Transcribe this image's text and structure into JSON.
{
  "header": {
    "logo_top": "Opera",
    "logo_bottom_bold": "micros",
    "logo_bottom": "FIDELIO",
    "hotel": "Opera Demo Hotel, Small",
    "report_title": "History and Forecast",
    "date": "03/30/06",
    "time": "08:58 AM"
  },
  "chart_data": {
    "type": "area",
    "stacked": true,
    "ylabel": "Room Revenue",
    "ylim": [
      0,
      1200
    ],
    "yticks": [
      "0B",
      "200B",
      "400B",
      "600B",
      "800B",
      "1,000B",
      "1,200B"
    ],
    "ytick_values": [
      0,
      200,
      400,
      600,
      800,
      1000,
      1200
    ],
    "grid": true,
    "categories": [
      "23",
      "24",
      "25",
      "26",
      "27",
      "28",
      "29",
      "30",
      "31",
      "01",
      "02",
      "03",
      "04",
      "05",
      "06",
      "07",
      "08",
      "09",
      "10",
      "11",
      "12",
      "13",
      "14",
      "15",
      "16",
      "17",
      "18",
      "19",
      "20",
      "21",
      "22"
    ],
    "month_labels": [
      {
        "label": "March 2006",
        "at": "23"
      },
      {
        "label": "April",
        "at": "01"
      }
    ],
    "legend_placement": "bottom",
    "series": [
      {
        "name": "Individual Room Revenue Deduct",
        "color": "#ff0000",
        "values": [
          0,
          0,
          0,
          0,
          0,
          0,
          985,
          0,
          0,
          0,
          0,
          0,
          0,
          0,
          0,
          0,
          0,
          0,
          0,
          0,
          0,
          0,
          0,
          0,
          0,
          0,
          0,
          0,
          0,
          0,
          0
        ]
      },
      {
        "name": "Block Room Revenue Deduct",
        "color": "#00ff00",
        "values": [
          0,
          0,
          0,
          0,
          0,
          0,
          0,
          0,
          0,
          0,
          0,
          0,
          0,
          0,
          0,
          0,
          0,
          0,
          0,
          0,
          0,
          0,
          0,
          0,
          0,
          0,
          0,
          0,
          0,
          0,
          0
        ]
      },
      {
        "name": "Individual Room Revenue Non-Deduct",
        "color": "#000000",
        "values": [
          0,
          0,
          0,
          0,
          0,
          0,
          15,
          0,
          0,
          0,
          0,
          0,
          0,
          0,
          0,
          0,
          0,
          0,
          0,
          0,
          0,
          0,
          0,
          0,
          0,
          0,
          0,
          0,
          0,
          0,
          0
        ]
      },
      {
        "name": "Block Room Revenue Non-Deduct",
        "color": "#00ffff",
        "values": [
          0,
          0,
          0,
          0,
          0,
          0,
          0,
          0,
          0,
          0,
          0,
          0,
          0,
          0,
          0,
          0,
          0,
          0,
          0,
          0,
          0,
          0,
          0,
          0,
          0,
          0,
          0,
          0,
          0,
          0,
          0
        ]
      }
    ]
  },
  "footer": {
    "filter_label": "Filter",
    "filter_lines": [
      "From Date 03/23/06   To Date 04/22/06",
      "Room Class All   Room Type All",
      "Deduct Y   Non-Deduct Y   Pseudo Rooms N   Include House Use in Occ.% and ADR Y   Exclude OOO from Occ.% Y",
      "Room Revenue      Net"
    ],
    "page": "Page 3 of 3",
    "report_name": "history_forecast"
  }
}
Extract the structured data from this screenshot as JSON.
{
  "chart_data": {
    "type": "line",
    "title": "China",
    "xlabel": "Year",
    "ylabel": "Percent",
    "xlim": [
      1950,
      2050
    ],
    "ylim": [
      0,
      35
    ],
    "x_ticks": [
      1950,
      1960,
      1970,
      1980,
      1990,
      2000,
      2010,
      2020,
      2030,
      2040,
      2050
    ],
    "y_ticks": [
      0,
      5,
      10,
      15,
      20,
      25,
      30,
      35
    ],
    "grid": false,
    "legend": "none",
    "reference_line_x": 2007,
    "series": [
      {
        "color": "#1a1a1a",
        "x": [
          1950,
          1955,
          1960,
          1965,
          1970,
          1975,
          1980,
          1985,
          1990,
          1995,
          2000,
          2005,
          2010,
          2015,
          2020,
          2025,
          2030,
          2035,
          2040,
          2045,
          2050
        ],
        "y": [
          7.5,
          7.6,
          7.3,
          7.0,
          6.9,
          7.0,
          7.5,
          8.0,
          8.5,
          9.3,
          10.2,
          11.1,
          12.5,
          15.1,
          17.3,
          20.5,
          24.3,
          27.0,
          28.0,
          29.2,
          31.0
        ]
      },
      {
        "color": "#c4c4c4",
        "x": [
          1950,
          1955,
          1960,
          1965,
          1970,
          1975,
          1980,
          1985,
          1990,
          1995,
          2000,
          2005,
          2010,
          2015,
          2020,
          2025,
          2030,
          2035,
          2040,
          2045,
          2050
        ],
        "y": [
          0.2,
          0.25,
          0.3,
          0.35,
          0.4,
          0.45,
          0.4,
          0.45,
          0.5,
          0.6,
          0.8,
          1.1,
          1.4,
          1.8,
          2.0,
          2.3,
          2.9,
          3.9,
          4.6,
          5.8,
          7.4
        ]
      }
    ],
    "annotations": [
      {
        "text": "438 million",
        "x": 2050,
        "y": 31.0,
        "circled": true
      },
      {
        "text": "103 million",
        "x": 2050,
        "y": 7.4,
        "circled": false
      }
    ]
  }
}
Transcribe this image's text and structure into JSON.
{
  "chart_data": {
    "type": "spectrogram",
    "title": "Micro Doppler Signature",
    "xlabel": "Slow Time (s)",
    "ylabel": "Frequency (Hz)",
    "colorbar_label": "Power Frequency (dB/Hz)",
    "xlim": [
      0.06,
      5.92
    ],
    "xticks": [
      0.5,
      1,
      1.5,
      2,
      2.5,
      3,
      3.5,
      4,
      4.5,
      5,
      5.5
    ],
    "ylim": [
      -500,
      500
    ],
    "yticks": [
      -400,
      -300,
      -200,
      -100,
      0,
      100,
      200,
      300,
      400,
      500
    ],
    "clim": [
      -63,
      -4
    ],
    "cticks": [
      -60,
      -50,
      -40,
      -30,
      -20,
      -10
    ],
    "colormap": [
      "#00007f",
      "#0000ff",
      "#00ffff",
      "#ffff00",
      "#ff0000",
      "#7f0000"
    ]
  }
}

┄┄┄┄┄┄┄┄┄┄┄┄┄┄┄┄┄┄┄┄

**WHAT IS NEEDED:**
From the data above, copy each line that holds "ylabel".

**TASK OUTPUT:**
    "ylabel": "Room Revenue",
    "ylabel": "Percent",
    "ylabel": "Frequency (Hz)",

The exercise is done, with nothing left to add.